▶ _Entries provided_:
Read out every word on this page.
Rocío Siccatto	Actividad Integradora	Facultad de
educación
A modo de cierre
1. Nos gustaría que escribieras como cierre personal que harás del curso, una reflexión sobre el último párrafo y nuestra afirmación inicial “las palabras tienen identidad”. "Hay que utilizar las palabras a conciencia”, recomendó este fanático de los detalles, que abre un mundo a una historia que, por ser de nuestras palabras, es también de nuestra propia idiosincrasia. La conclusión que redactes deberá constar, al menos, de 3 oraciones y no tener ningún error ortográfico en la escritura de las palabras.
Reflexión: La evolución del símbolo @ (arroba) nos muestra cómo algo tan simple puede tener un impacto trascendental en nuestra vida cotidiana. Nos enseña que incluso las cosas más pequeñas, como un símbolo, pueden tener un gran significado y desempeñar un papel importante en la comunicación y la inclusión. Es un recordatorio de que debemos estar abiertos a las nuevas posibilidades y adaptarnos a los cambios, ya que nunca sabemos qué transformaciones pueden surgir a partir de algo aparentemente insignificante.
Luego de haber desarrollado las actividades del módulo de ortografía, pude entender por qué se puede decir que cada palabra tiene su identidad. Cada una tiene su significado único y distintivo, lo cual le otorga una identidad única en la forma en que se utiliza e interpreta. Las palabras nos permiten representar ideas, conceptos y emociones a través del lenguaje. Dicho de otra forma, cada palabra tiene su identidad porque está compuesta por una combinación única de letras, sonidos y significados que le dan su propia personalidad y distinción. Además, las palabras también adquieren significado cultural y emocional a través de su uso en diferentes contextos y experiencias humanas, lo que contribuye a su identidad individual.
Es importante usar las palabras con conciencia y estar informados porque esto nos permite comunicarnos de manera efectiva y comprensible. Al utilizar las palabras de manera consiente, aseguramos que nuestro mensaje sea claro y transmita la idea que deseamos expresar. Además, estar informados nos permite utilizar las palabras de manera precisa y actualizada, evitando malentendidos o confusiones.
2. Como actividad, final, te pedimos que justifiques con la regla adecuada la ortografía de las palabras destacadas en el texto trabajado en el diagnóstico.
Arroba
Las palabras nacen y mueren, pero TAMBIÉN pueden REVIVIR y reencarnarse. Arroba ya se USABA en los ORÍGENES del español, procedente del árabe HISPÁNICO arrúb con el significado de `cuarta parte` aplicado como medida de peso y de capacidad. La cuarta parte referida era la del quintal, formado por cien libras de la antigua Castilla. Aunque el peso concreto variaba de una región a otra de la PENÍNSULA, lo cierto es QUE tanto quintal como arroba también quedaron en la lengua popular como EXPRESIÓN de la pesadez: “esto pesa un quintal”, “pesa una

▶ _What you need to do_: Which lines of the records hold the string "tener"? Copy each one.

▶ _Written answer_:
1. Nos gustaría que escribieras como cierre personal que harás del curso, una reflexión sobre el último párrafo y nuestra afirmación inicial “las palabras tienen identidad”. "Hay que utilizar las palabras a conciencia”, recomendó este fanático de los detalles, que abre un mundo a una historia que, por ser de nuestras palabras, es también de nuestra propia idiosincrasia. La conclusión que redactes deberá constar, al menos, de 3 oraciones y no tener ningún error ortográfico en la escritura de las palabras.
Reflexión: La evolución del símbolo @ (arroba) nos muestra cómo algo tan simple puede tener un impacto trascendental en nuestra vida cotidiana. Nos enseña que incluso las cosas más pequeñas, como un símbolo, pueden tener un gran significado y desempeñar un papel importante en la comunicación y la inclusión. Es un recordatorio de que debemos estar abiertos a las nuevas posibilidades y adaptarnos a los cambios, ya que nunca sabemos qué transformaciones pueden surgir a partir de algo aparentemente insignificante.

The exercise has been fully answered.